▶ **Work instructions**:
Without the pictures, set down the records below word for word.
* * * *
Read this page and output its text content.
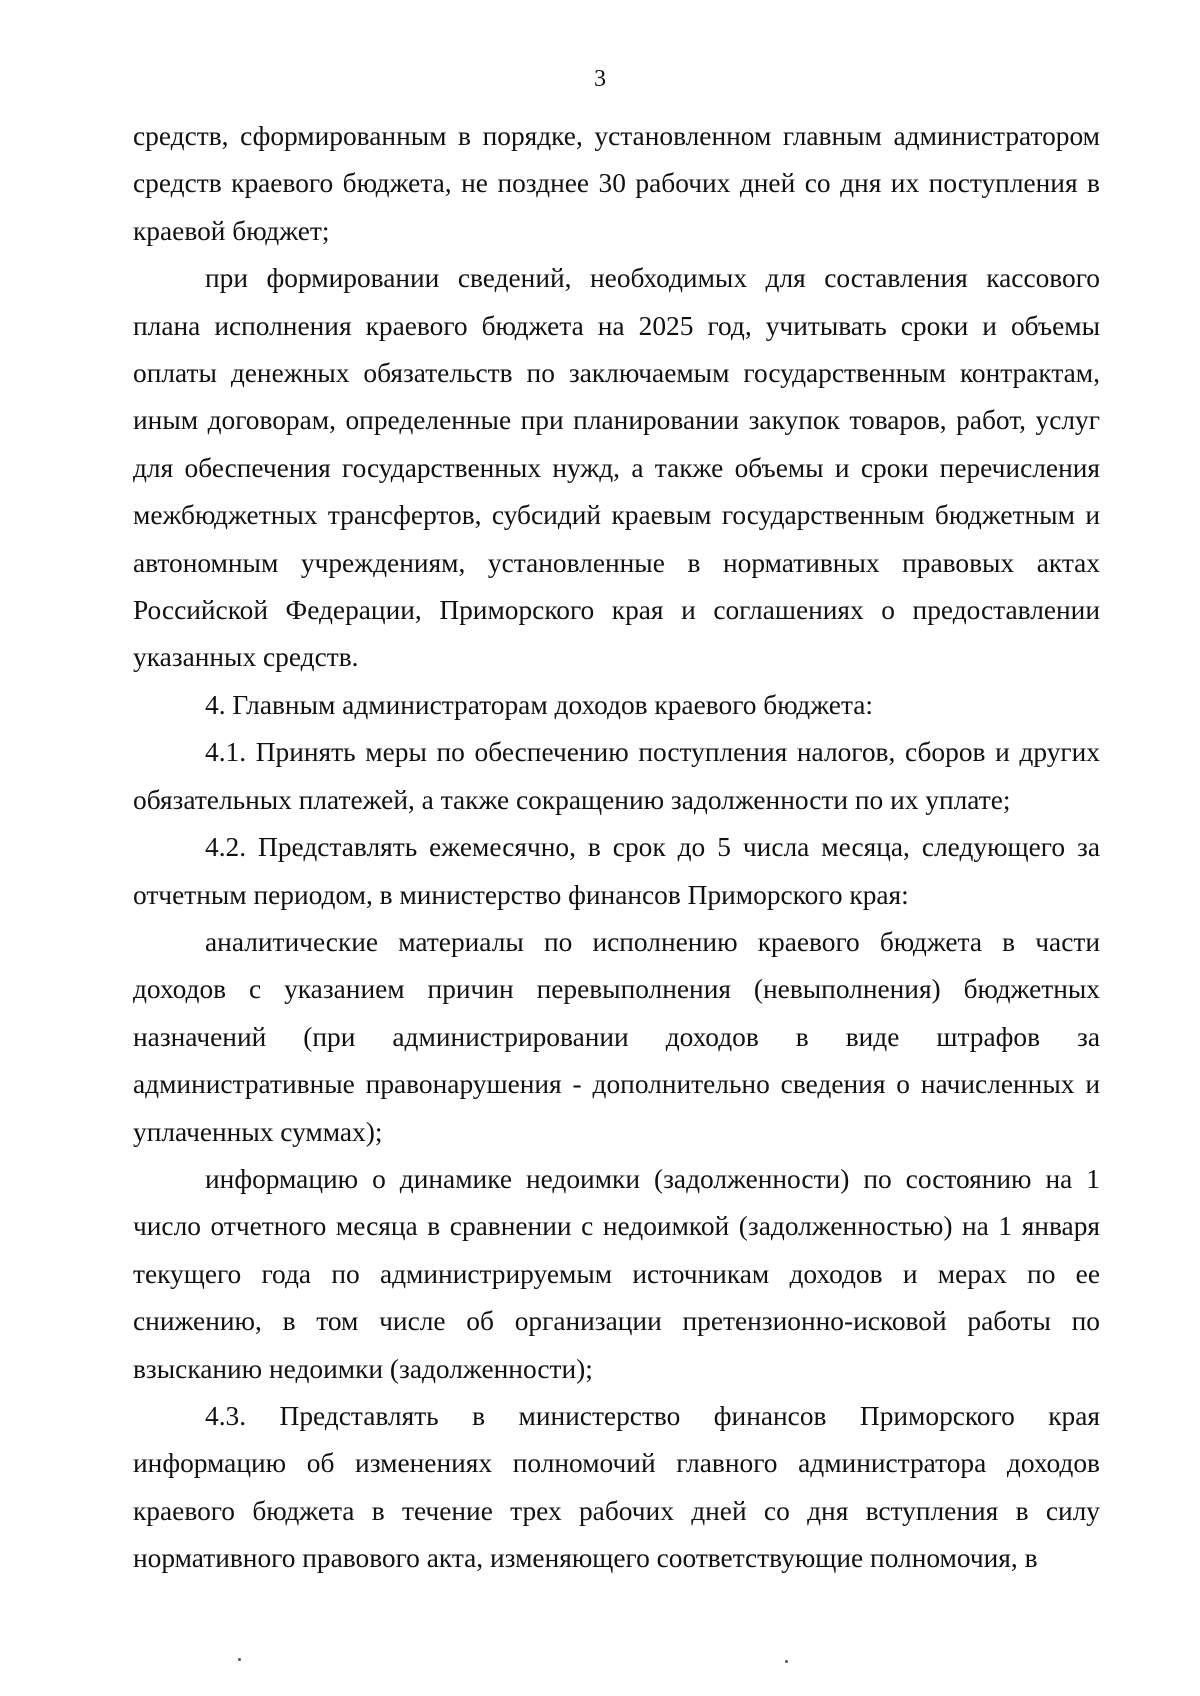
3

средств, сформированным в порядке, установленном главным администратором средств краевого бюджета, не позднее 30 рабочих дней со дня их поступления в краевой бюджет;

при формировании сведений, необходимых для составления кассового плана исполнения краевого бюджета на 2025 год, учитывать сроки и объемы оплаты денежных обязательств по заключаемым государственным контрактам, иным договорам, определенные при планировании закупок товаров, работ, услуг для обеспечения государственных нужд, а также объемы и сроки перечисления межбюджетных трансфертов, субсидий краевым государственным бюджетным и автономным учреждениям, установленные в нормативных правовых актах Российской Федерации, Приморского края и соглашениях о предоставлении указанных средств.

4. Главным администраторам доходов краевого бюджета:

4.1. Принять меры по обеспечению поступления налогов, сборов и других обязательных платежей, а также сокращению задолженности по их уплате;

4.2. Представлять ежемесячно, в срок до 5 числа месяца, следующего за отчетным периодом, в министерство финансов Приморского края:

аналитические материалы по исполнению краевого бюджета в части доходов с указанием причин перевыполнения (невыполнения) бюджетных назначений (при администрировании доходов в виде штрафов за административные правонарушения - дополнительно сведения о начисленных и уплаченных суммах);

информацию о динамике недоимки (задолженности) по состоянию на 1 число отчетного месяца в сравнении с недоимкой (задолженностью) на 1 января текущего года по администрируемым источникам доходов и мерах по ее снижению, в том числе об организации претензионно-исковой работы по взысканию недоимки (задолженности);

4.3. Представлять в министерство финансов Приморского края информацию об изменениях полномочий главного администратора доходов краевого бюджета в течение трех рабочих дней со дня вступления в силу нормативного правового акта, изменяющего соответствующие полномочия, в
* * * *
▶ **Reply to the task**:
Read this page and output its text content.
3

средств, сформированным в порядке, установленном главным администратором средств краевого бюджета, не позднее 30 рабочих дней со дня их поступления в краевой бюджет;

при формировании сведений, необходимых для составления кассового плана исполнения краевого бюджета на 2025 год, учитывать сроки и объемы оплаты денежных обязательств по заключаемым государственным контрактам, иным договорам, определенные при планировании закупок товаров, работ, услуг для обеспечения государственных нужд, а также объемы и сроки перечисления межбюджетных трансфертов, субсидий краевым государственным бюджетным и автономным учреждениям, установленные в нормативных правовых актах Российской Федерации, Приморского края и соглашениях о предоставлении указанных средств.

4. Главным администраторам доходов краевого бюджета:

4.1. Принять меры по обеспечению поступления налогов, сборов и других обязательных платежей, а также сокращению задолженности по их уплате;

4.2. Представлять ежемесячно, в срок до 5 числа месяца, следующего за отчетным периодом, в министерство финансов Приморского края:

аналитические материалы по исполнению краевого бюджета в части доходов с указанием причин перевыполнения (невыполнения) бюджетных назначений (при администрировании доходов в виде штрафов за административные правонарушения - дополнительно сведения о начисленных и уплаченных суммах);

информацию о динамике недоимки (задолженности) по состоянию на 1 число отчетного месяца в сравнении с недоимкой (задолженностью) на 1 января текущего года по администрируемым источникам доходов и мерах по ее снижению, в том числе об организации претензионно-исковой работы по взысканию недоимки (задолженности);

4.3. Представлять в министерство финансов Приморского края информацию об изменениях полномочий главного администратора доходов краевого бюджета в течение трех рабочих дней со дня вступления в силу нормативного правового акта, изменяющего соответствующие полномочия, в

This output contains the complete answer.